# [WHAT YOU SHOULD DO]
Transcribe the records that follow, preserving every word.

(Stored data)
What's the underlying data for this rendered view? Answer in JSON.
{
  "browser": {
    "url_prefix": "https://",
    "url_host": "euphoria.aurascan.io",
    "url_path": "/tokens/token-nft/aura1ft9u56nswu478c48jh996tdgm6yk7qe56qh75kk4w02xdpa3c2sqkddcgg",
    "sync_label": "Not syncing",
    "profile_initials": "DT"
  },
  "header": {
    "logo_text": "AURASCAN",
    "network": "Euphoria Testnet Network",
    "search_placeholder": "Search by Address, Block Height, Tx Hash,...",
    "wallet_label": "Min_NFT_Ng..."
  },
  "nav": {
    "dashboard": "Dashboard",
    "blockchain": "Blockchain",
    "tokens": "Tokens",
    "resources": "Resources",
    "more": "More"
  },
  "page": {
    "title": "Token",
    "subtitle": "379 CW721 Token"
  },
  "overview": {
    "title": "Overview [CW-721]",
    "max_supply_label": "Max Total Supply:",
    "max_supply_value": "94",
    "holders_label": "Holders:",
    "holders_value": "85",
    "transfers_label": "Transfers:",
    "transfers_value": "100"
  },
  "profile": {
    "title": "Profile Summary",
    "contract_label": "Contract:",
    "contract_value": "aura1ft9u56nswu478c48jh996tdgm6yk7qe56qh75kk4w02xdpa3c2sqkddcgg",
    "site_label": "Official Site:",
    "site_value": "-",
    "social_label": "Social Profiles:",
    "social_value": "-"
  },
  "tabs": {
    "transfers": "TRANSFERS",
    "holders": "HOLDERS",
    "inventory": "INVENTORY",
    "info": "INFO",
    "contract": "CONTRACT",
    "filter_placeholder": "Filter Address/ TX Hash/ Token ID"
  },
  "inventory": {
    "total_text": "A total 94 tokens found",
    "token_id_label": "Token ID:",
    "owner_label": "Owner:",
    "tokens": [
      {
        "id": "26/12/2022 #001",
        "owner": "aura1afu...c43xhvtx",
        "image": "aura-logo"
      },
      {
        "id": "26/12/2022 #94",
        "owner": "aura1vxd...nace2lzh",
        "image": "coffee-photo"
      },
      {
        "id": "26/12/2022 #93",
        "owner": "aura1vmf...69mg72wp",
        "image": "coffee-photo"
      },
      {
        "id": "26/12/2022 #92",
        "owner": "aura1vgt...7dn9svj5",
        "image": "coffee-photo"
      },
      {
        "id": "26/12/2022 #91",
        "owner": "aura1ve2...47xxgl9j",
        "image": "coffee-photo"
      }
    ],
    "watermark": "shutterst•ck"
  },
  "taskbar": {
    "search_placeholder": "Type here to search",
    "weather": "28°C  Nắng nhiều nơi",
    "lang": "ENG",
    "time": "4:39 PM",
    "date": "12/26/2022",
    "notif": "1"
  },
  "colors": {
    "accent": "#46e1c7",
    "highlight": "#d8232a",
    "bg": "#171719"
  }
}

# [THE COMPLETED TASK]
What's the underlying data for this rendered view? Answer in JSON.
{
  "browser": {
    "url_prefix": "https://",
    "url_host": "euphoria.aurascan.io",
    "url_path": "/tokens/token-nft/aura1ft9u56nswu478c48jh996tdgm6yk7qe56qh75kk4w02xdpa3c2sqkddcgg",
    "sync_label": "Not syncing",
    "profile_initials": "DT"
  },
  "header": {
    "logo_text": "AURASCAN",
    "network": "Euphoria Testnet Network",
    "search_placeholder": "Search by Address, Block Height, Tx Hash,...",
    "wallet_label": "Min_NFT_Ng..."
  },
  "nav": {
    "dashboard": "Dashboard",
    "blockchain": "Blockchain",
    "tokens": "Tokens",
    "resources": "Resources",
    "more": "More"
  },
  "page": {
    "title": "Token",
    "subtitle": "379 CW721 Token"
  },
  "overview": {
    "title": "Overview [CW-721]",
    "max_supply_label": "Max Total Supply:",
    "max_supply_value": "94",
    "holders_label": "Holders:",
    "holders_value": "85",
    "transfers_label": "Transfers:",
    "transfers_value": "100"
  },
  "profile": {
    "title": "Profile Summary",
    "contract_label": "Contract:",
    "contract_value": "aura1ft9u56nswu478c48jh996tdgm6yk7qe56qh75kk4w02xdpa3c2sqkddcgg",
    "site_label": "Official Site:",
    "site_value": "-",
    "social_label": "Social Profiles:",
    "social_value": "-"
  },
  "tabs": {
    "transfers": "TRANSFERS",
    "holders": "HOLDERS",
    "inventory": "INVENTORY",
    "info": "INFO",
    "contract": "CONTRACT",
    "filter_placeholder": "Filter Address/ TX Hash/ Token ID"
  },
  "inventory": {
    "total_text": "A total 94 tokens found",
    "token_id_label": "Token ID:",
    "owner_label": "Owner:",
    "tokens": [
      {
        "id": "26/12/2022 #001",
        "owner": "aura1afu...c43xhvtx",
        "image": "aura-logo"
      },
      {
        "id": "26/12/2022 #94",
        "owner": "aura1vxd...nace2lzh",
        "image": "coffee-photo"
      },
      {
        "id": "26/12/2022 #93",
        "owner": "aura1vmf...69mg72wp",
        "image": "coffee-photo"
      },
      {
        "id": "26/12/2022 #92",
        "owner": "aura1vgt...7dn9svj5",
        "image": "coffee-photo"
      },
      {
        "id": "26/12/2022 #91",
        "owner": "aura1ve2...47xxgl9j",
        "image": "coffee-photo"
      }
    ],
    "watermark": "shutterst•ck"
  },
  "taskbar": {
    "search_placeholder": "Type here to search",
    "weather": "28°C  Nắng nhiều nơi",
    "lang": "ENG",
    "time": "4:39 PM",
    "date": "12/26/2022",
    "notif": "1"
  },
  "colors": {
    "accent": "#46e1c7",
    "highlight": "#d8232a",
    "bg": "#171719"
  }
}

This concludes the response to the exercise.